表2 菌株X14的生理生化测定Table 2 Physiological and biochemical determination of X14

2.7 拮抗细菌的分子生物学鉴定

经上海生物公司测序返回的16S rDNA及gyrA基因序列如图8，序列长度分别为1 462、926 bp，将复制序列至NCBI数据库中进行BLAST比对，序列比对结果中X14与枯草芽孢杆菌(B.subtilis)的同源性达99.54%，基于16S rDNA构建的系统发育树表明X14与枯草芽孢杆菌聚为一支，支持率为90%，进一步进行gyrA基因鉴定，结果显示其与枯草芽孢杆菌聚为一支且支持率为100%(图9)，因此可将X14鉴定为枯草芽孢杆菌(B.subtilis)。

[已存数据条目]
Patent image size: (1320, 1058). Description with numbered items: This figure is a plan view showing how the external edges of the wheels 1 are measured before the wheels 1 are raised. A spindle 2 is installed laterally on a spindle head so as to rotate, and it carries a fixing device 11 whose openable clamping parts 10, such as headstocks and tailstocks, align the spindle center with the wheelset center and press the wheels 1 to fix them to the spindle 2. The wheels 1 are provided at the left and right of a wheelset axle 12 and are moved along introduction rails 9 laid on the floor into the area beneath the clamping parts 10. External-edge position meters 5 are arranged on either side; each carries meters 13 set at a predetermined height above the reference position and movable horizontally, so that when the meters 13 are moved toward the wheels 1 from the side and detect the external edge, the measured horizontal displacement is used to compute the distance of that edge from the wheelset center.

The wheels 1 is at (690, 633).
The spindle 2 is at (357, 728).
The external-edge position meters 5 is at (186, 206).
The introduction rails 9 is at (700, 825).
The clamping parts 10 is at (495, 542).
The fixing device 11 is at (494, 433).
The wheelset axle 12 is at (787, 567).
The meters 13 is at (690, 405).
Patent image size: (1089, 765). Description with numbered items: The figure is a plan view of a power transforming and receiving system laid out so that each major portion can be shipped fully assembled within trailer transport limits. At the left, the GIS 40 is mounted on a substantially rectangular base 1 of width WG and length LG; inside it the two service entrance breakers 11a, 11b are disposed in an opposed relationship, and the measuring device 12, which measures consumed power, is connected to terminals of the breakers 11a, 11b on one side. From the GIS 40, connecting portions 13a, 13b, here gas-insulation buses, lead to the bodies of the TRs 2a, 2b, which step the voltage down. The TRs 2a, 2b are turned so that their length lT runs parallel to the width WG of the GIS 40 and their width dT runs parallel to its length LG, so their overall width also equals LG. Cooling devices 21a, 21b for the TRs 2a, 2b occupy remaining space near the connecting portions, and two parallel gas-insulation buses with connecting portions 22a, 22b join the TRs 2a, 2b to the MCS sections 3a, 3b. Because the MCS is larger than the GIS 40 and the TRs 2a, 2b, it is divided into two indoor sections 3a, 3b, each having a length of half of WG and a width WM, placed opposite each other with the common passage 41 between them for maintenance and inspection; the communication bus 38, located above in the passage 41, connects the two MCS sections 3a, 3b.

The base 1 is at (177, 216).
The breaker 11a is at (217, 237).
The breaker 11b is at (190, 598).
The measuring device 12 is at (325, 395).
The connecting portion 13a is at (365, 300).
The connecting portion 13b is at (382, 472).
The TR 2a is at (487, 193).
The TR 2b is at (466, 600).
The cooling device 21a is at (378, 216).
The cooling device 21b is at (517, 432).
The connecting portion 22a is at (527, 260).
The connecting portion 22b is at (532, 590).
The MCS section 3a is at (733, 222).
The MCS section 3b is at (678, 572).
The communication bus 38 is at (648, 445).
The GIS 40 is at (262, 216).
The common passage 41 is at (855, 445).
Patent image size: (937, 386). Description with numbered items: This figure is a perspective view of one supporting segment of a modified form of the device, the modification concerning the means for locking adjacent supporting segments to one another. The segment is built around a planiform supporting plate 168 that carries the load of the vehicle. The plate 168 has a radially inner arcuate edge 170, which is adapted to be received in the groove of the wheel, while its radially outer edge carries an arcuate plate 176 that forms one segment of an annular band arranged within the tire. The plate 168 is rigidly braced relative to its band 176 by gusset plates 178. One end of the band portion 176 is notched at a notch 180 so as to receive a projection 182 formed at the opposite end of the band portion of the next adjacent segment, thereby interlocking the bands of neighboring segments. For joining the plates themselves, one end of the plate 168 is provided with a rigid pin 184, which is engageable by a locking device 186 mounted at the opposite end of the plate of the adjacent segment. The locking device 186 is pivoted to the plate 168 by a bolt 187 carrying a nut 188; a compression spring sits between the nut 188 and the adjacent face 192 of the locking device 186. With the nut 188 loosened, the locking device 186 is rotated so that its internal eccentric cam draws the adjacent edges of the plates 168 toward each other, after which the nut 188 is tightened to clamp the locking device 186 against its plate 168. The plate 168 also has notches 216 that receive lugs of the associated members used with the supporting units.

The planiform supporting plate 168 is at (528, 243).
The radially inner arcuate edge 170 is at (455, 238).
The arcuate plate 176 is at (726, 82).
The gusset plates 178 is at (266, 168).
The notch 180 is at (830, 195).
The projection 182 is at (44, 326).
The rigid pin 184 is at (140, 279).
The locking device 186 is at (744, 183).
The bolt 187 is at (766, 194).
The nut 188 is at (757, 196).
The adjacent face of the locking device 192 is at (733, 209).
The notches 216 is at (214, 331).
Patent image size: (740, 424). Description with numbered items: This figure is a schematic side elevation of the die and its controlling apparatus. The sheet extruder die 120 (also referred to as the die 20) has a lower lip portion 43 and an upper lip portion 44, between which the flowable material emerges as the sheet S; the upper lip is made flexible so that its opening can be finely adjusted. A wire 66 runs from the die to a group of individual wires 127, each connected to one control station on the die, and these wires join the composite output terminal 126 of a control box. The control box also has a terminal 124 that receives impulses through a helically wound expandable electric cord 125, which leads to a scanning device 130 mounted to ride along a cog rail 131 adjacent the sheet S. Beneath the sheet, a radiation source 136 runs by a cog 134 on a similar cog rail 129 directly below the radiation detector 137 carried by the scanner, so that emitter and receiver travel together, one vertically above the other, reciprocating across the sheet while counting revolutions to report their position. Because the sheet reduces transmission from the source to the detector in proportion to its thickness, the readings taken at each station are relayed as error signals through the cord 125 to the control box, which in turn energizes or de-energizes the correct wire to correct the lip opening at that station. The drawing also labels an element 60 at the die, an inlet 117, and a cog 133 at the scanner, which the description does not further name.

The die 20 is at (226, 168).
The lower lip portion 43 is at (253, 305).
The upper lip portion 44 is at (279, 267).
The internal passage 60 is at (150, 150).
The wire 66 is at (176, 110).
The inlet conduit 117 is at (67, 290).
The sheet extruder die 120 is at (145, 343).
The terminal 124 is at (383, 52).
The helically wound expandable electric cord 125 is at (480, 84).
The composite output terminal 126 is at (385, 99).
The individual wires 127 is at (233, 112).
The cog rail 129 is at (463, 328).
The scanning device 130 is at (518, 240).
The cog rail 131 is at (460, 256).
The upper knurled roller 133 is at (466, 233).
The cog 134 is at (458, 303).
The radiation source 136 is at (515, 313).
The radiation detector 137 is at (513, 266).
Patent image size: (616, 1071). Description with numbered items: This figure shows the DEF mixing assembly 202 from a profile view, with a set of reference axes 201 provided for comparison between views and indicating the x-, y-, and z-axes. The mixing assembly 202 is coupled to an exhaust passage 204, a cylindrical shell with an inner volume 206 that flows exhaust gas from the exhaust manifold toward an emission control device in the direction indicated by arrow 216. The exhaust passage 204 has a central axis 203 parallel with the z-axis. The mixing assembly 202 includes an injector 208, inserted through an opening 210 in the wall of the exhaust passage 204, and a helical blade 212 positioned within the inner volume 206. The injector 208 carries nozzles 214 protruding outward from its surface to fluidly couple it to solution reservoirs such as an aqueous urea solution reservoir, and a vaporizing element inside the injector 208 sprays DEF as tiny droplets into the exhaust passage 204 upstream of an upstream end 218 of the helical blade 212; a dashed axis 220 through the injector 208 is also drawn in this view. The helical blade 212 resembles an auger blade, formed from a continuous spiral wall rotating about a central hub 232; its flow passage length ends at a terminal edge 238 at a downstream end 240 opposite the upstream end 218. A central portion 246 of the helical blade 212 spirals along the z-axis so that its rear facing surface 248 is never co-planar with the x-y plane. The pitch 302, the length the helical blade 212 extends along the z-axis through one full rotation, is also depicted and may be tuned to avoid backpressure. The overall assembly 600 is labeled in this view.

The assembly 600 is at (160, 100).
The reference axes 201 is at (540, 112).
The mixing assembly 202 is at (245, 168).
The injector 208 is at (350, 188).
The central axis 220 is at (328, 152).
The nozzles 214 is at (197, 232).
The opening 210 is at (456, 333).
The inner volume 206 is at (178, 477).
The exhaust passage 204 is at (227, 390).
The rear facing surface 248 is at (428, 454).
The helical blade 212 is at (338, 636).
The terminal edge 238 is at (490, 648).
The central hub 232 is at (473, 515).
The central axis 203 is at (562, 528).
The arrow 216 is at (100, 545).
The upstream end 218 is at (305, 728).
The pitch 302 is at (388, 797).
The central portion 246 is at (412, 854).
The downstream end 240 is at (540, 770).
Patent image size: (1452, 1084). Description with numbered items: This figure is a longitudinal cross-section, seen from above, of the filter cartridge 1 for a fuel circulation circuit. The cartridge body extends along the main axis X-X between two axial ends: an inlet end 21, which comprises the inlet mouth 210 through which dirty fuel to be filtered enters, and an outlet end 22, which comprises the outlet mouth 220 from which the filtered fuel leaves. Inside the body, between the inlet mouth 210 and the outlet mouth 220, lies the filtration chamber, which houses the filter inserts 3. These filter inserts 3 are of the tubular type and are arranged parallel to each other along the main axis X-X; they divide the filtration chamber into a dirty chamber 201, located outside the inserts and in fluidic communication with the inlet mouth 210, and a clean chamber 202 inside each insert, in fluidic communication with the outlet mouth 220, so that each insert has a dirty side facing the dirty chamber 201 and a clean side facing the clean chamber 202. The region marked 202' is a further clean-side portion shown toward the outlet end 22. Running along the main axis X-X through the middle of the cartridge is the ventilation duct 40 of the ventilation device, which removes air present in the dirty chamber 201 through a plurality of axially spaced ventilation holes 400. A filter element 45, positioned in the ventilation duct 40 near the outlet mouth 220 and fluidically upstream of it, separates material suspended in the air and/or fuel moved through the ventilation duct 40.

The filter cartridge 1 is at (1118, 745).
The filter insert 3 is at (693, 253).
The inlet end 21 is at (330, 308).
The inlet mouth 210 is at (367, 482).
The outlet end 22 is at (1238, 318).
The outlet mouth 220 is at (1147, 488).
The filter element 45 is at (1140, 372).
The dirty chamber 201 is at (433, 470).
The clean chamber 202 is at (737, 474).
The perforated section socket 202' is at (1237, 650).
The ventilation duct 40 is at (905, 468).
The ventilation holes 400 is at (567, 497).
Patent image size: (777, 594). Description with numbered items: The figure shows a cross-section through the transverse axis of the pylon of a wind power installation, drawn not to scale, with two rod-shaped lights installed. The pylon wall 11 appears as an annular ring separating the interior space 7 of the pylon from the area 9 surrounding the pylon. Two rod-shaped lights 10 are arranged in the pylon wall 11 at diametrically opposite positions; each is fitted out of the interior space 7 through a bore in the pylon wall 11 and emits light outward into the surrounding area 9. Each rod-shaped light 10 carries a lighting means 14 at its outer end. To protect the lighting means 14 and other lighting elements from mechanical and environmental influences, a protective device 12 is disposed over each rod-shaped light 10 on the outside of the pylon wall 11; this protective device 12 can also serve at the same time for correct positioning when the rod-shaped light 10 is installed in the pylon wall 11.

任务目标 —
根据关于拮抗细菌分子鉴定的摘录文本回答：
1. 16S rDNA和gyrA基因的序列长度各是多少？
2. BLAST比对中，X14与枯草芽孢杆菌的同源性是多少？
3. 基于gyrA基因鉴定时，X14与枯草芽孢杆菌聚为一支的支持率是多少？

练习结果 —
1. 16S rDNA序列长度为1 462 bp，gyrA基因序列长度为926 bp。
2. 99.54%。
3. 100%。